*THE PROBLEM*:
Locate every line that holds the string "busy" and copy it.

Data records:
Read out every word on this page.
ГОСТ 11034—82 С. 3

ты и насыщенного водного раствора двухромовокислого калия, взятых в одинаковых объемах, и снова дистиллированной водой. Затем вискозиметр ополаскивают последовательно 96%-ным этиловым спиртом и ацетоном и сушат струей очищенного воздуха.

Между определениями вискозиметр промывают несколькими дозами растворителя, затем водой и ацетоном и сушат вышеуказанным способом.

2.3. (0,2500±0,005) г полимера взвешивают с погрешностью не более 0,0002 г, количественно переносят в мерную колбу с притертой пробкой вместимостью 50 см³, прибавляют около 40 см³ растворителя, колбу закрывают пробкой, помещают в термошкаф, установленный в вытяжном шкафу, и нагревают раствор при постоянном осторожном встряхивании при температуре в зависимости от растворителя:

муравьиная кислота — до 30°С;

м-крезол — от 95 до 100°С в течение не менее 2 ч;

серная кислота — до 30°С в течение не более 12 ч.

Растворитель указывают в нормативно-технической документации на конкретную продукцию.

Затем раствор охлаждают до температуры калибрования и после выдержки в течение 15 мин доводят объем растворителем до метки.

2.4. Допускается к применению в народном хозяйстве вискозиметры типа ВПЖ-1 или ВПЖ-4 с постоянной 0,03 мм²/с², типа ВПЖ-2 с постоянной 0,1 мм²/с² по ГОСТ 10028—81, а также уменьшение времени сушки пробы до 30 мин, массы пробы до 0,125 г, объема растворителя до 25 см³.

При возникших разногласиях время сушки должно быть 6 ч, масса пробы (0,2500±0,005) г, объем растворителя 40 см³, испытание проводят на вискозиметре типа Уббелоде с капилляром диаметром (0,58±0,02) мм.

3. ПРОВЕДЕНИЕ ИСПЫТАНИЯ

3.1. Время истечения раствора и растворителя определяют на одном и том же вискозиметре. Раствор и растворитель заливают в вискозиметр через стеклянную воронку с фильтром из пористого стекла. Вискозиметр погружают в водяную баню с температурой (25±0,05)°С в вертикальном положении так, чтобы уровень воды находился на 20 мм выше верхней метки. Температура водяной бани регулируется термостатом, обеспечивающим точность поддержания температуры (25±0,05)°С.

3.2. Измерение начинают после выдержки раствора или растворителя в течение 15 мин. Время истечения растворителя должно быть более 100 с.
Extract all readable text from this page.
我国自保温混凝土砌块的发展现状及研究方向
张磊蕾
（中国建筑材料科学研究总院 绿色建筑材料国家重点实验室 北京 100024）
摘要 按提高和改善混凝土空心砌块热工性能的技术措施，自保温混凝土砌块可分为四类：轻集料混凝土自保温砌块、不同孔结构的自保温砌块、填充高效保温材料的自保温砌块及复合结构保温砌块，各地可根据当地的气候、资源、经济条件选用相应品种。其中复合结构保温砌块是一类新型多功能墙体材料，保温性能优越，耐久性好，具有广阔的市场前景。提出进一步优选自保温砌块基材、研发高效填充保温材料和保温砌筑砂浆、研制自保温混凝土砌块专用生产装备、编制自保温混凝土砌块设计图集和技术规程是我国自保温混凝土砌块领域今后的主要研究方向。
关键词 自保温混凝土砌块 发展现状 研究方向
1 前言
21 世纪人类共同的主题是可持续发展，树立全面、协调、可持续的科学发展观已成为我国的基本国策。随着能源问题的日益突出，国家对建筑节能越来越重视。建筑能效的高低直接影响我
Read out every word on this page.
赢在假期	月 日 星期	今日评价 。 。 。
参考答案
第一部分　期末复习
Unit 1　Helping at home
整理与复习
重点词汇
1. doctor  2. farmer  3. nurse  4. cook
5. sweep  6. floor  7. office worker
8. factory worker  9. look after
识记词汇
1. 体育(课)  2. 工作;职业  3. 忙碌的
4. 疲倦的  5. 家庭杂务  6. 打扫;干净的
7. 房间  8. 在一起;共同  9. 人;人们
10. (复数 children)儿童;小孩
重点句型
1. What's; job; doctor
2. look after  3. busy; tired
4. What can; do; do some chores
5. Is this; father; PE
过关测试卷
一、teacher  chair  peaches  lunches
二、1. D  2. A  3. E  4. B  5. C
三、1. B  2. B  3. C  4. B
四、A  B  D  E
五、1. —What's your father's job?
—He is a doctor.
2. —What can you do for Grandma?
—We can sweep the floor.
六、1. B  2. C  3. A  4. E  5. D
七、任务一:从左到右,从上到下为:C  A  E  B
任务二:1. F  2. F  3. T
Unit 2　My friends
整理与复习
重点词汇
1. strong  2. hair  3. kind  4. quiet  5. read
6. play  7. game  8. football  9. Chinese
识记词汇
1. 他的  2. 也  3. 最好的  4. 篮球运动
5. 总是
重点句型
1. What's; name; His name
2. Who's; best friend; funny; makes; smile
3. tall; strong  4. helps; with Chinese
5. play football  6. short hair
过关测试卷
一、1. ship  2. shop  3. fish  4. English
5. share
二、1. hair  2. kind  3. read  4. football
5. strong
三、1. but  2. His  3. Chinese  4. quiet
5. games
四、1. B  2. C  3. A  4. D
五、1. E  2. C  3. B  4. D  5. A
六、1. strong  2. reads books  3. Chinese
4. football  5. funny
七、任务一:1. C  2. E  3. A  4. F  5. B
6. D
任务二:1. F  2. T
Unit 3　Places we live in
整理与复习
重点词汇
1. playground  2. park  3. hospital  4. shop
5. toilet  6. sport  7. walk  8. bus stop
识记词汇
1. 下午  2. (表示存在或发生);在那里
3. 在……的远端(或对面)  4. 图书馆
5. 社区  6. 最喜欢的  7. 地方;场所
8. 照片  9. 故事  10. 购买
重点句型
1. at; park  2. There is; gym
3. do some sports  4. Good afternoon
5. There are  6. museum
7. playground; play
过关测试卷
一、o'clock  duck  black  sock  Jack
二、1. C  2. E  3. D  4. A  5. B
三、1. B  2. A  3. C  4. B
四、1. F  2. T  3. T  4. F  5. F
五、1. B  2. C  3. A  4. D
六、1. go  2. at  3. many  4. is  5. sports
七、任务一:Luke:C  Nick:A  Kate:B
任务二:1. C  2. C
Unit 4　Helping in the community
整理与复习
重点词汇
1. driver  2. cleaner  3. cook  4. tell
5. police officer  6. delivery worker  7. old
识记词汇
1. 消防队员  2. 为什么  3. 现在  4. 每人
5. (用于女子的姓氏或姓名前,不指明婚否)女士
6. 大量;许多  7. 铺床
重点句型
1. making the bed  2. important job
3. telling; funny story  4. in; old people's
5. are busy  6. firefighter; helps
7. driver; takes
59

*WRITTEN REPLY*:
2. look after  3. busy; tired
5. are busy  6. firefighter; helps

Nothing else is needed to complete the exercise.